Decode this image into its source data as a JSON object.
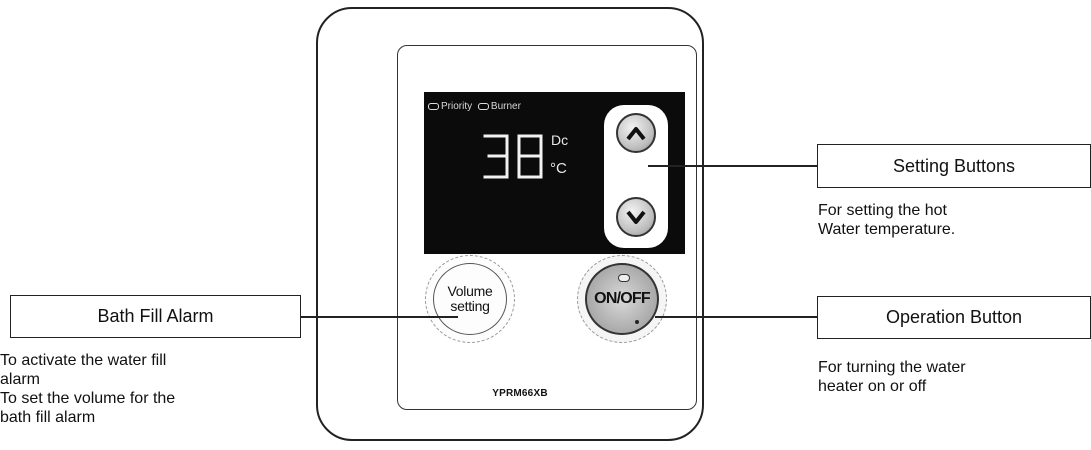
{
  "device": {
    "model": "YPRM66XB",
    "display": {
      "indicator_left": "Priority",
      "indicator_right": "Burner",
      "temperature": "38",
      "unit_top": "Dc",
      "unit_bottom": "°C"
    },
    "volume_button": {
      "line1": "Volume",
      "line2": "setting"
    },
    "onoff_button": {
      "label": "ON/OFF"
    }
  },
  "callouts": {
    "setting_buttons": {
      "title": "Setting Buttons",
      "desc_lines": [
        "For setting the hot",
        "Water temperature."
      ]
    },
    "operation_button": {
      "title": "Operation Button",
      "desc_lines": [
        "For turning the water",
        "heater on or off"
      ]
    },
    "bath_fill_alarm": {
      "title": "Bath Fill Alarm",
      "desc_lines": [
        "To activate the water fill",
        "alarm",
        "To set the volume for the",
        "bath fill alarm"
      ]
    }
  }
}
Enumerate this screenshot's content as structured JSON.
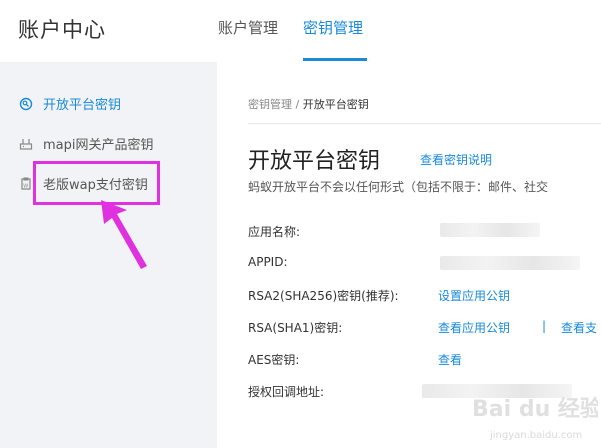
{
  "header": {
    "app_title": "账户中心",
    "tabs": [
      {
        "label": "账户管理",
        "active": false
      },
      {
        "label": "密钥管理",
        "active": true
      }
    ]
  },
  "sidebar": {
    "items": [
      {
        "label": "开放平台密钥",
        "icon": "key-search-icon",
        "active": true
      },
      {
        "label": "mapi网关产品密钥",
        "icon": "gateway-icon",
        "active": false
      },
      {
        "label": "老版wap支付密钥",
        "icon": "wap-icon",
        "active": false
      }
    ]
  },
  "breadcrumb": {
    "parent": "密钥管理",
    "separator": "/",
    "current": "开放平台密钥"
  },
  "main": {
    "title": "开放平台密钥",
    "help_link": "查看密钥说明",
    "notice": "蚂蚁开放平台不会以任何形式（包括不限于：邮件、社交",
    "fields": [
      {
        "label": "应用名称:"
      },
      {
        "label": "APPID:"
      },
      {
        "label": "RSA2(SHA256)密钥(推荐):",
        "link": "设置应用公钥"
      },
      {
        "label": "RSA(SHA1)密钥:",
        "link": "查看应用公钥",
        "separator": "|",
        "link2": "查看支"
      },
      {
        "label": "AES密钥:",
        "link": "查看"
      },
      {
        "label": "授权回调地址:"
      }
    ]
  },
  "watermark": {
    "text": "Bai du 经验",
    "sub": "jingyan.baidu.com"
  },
  "colors": {
    "accent": "#1a8ad8",
    "highlight": "#e031e0",
    "sidebar_bg": "#f2f3f6"
  }
}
════════
EXERCISE PROMPT
All records should be output exactly, with the pictures left out.

CORRECT RESULT
Decode this image into its source data as a JSON object.
{
  "device": {
    "model": "YPRM66XB",
    "display": {
      "indicator_left": "Priority",
      "indicator_right": "Burner",
      "temperature": "38",
      "unit_top": "Dc",
      "unit_bottom": "°C"
    },
    "volume_button": {
      "line1": "Volume",
      "line2": "setting"
    },
    "onoff_button": {
      "label": "ON/OFF"
    }
  },
  "callouts": {
    "setting_buttons": {
      "title": "Setting Buttons",
      "desc_lines": [
        "For setting the hot",
        "Water temperature."
      ]
    },
    "operation_button": {
      "title": "Operation Button",
      "desc_lines": [
        "For turning the water",
        "heater on or off"
      ]
    },
    "bath_fill_alarm": {
      "title": "Bath Fill Alarm",
      "desc_lines": [
        "To activate the water fill",
        "alarm",
        "To set the volume for the",
        "bath fill alarm"
      ]
    }
  }
}
Enumerate this screenshot's content as structured JSON.
{
  "header": {
    "app_title": "账户中心",
    "tabs": [
      {
        "label": "账户管理",
        "active": false
      },
      {
        "label": "密钥管理",
        "active": true
      }
    ]
  },
  "sidebar": {
    "items": [
      {
        "label": "开放平台密钥",
        "icon": "key-search-icon",
        "active": true
      },
      {
        "label": "mapi网关产品密钥",
        "icon": "gateway-icon",
        "active": false
      },
      {
        "label": "老版wap支付密钥",
        "icon": "wap-icon",
        "active": false
      }
    ]
  },
  "breadcrumb": {
    "parent": "密钥管理",
    "separator": "/",
    "current": "开放平台密钥"
  },
  "main": {
    "title": "开放平台密钥",
    "help_link": "查看密钥说明",
    "notice": "蚂蚁开放平台不会以任何形式（包括不限于：邮件、社交",
    "fields": [
      {
        "label": "应用名称:"
      },
      {
        "label": "APPID:"
      },
      {
        "label": "RSA2(SHA256)密钥(推荐):",
        "link": "设置应用公钥"
      },
      {
        "label": "RSA(SHA1)密钥:",
        "link": "查看应用公钥",
        "separator": "|",
        "link2": "查看支"
      },
      {
        "label": "AES密钥:",
        "link": "查看"
      },
      {
        "label": "授权回调地址:"
      }
    ]
  },
  "watermark": {
    "text": "Bai du 经验",
    "sub": "jingyan.baidu.com"
  },
  "colors": {
    "accent": "#1a8ad8",
    "highlight": "#e031e0",
    "sidebar_bg": "#f2f3f6"
  }
}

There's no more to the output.